(Figure contents as structured data)
— start —

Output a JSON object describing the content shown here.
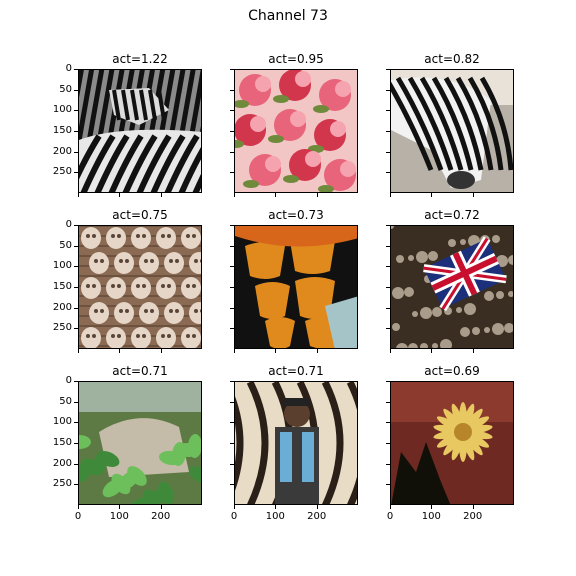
{
  "title": "Channel 73",
  "chart_data": {
    "type": "image-grid",
    "title": "Channel 73",
    "rows": 3,
    "cols": 3,
    "image_extent": [
      0,
      300
    ],
    "yticks": [
      0,
      50,
      100,
      150,
      200,
      250
    ],
    "xticks": [
      0,
      100,
      200
    ],
    "panels": [
      {
        "title": "act=1.22",
        "act": 1.22,
        "image": "zebra-icon"
      },
      {
        "title": "act=0.95",
        "act": 0.95,
        "image": "floral-fabric-icon"
      },
      {
        "title": "act=0.82",
        "act": 0.82,
        "image": "zebra-grazing-icon"
      },
      {
        "title": "act=0.75",
        "act": 0.75,
        "image": "cookie-tray-icon"
      },
      {
        "title": "act=0.73",
        "act": 0.73,
        "image": "butterfly-wing-icon"
      },
      {
        "title": "act=0.72",
        "act": 0.72,
        "image": "union-jack-icon"
      },
      {
        "title": "act=0.71",
        "act": 0.71,
        "image": "rocks-leaves-icon"
      },
      {
        "title": "act=0.71",
        "act": 0.71,
        "image": "man-mural-icon"
      },
      {
        "title": "act=0.69",
        "act": 0.69,
        "image": "flower-icon"
      }
    ]
  }
}
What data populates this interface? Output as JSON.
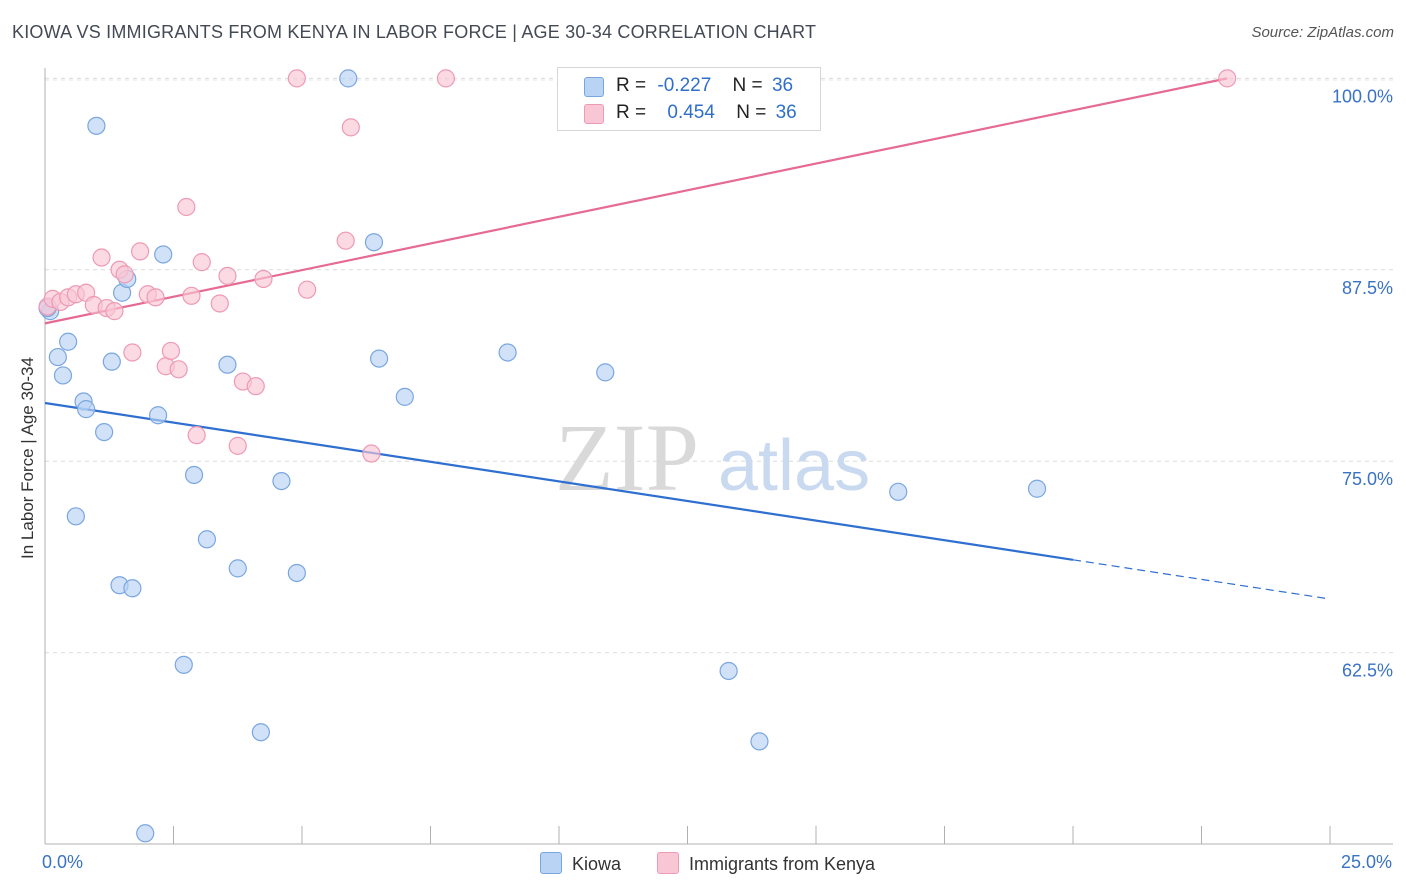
{
  "title": "KIOWA VS IMMIGRANTS FROM KENYA IN LABOR FORCE | AGE 30-34 CORRELATION CHART",
  "source": "Source: ZipAtlas.com",
  "watermark": {
    "zip": "ZIP",
    "atlas": "atlas"
  },
  "colors": {
    "kiowa_fill": "#b9d3f4",
    "kiowa_stroke": "#7aa6e0",
    "kiowa_line": "#2f6fd0",
    "kenya_fill": "#f9c6d6",
    "kenya_stroke": "#ee9ab4",
    "kenya_line": "#e66a93",
    "tick_label": "#3a72c4",
    "grid": "#dcdcdc"
  },
  "legend": {
    "rows": [
      {
        "r_label": "R =",
        "r_value": "-0.227",
        "n_label": "N =",
        "n_value": "36"
      },
      {
        "r_label": "R =",
        "r_value": "0.454",
        "n_label": "N =",
        "n_value": "36"
      }
    ]
  },
  "bottom_legend": {
    "kiowa": "Kiowa",
    "kenya": "Immigrants from Kenya"
  },
  "chart_data": {
    "type": "scatter",
    "title": "KIOWA VS IMMIGRANTS FROM KENYA IN LABOR FORCE | AGE 30-34 CORRELATION CHART",
    "xlabel": "",
    "ylabel": "In Labor Force | Age 30-34",
    "xlim": [
      0,
      25
    ],
    "ylim": [
      50,
      101.2
    ],
    "x_tick_labels": [
      "0.0%",
      "25.0%"
    ],
    "y_ticks": [
      62.5,
      75.0,
      87.5,
      100.0
    ],
    "y_tick_labels": [
      "62.5%",
      "75.0%",
      "87.5%",
      "100.0%"
    ],
    "series": [
      {
        "name": "Kiowa",
        "points": [
          [
            0.1,
            84.8
          ],
          [
            0.25,
            81.8
          ],
          [
            0.35,
            80.6
          ],
          [
            0.45,
            82.8
          ],
          [
            0.6,
            71.4
          ],
          [
            0.75,
            78.9
          ],
          [
            0.8,
            78.4
          ],
          [
            1.0,
            96.9
          ],
          [
            1.15,
            76.9
          ],
          [
            1.3,
            81.5
          ],
          [
            1.45,
            66.9
          ],
          [
            1.5,
            86.0
          ],
          [
            1.6,
            86.9
          ],
          [
            1.7,
            66.7
          ],
          [
            1.95,
            50.7
          ],
          [
            2.2,
            78.0
          ],
          [
            2.3,
            88.5
          ],
          [
            2.7,
            61.7
          ],
          [
            2.9,
            74.1
          ],
          [
            3.15,
            69.9
          ],
          [
            3.55,
            81.3
          ],
          [
            3.75,
            68.0
          ],
          [
            4.2,
            57.3
          ],
          [
            4.6,
            73.7
          ],
          [
            4.9,
            67.7
          ],
          [
            5.9,
            100.0
          ],
          [
            6.4,
            89.3
          ],
          [
            6.5,
            81.7
          ],
          [
            7.0,
            79.2
          ],
          [
            9.0,
            82.1
          ],
          [
            10.9,
            80.8
          ],
          [
            13.3,
            61.3
          ],
          [
            13.9,
            56.7
          ],
          [
            16.6,
            73.0
          ],
          [
            19.3,
            73.2
          ],
          [
            0.05,
            85.0
          ]
        ]
      },
      {
        "name": "Immigrants from Kenya",
        "points": [
          [
            0.05,
            85.1
          ],
          [
            0.15,
            85.6
          ],
          [
            0.3,
            85.4
          ],
          [
            0.45,
            85.7
          ],
          [
            0.6,
            85.9
          ],
          [
            0.8,
            86.0
          ],
          [
            0.95,
            85.2
          ],
          [
            1.1,
            88.3
          ],
          [
            1.2,
            85.0
          ],
          [
            1.35,
            84.8
          ],
          [
            1.45,
            87.5
          ],
          [
            1.55,
            87.2
          ],
          [
            1.7,
            82.1
          ],
          [
            1.85,
            88.7
          ],
          [
            2.0,
            85.9
          ],
          [
            2.15,
            85.7
          ],
          [
            2.35,
            81.2
          ],
          [
            2.45,
            82.2
          ],
          [
            2.6,
            81.0
          ],
          [
            2.75,
            91.6
          ],
          [
            2.85,
            85.8
          ],
          [
            2.95,
            76.7
          ],
          [
            3.05,
            88.0
          ],
          [
            3.4,
            85.3
          ],
          [
            3.55,
            87.1
          ],
          [
            3.75,
            76.0
          ],
          [
            3.85,
            80.2
          ],
          [
            4.1,
            79.9
          ],
          [
            4.25,
            86.9
          ],
          [
            4.9,
            100.0
          ],
          [
            5.1,
            86.2
          ],
          [
            5.85,
            89.4
          ],
          [
            5.95,
            96.8
          ],
          [
            6.35,
            75.5
          ],
          [
            7.8,
            100.0
          ],
          [
            23.0,
            100.0
          ]
        ]
      }
    ],
    "trend_lines": [
      {
        "series": "Kiowa",
        "y_at_x0": 78.8,
        "y_at_x25": 66.0,
        "solid_to_x": 20.0
      },
      {
        "series": "Immigrants from Kenya",
        "y_at_x0": 84.0,
        "y_at_x23": 100.0
      }
    ]
  }
}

— end —

In the records above, find the lines containing "icon" and copy them.

-- Solution --
        "image": "zebra-icon"
        "image": "floral-fabric-icon"
        "image": "zebra-grazing-icon"
        "image": "cookie-tray-icon"
        "image": "butterfly-wing-icon"
        "image": "union-jack-icon"
        "image": "rocks-leaves-icon"
        "image": "man-mural-icon"
        "image": "flower-icon"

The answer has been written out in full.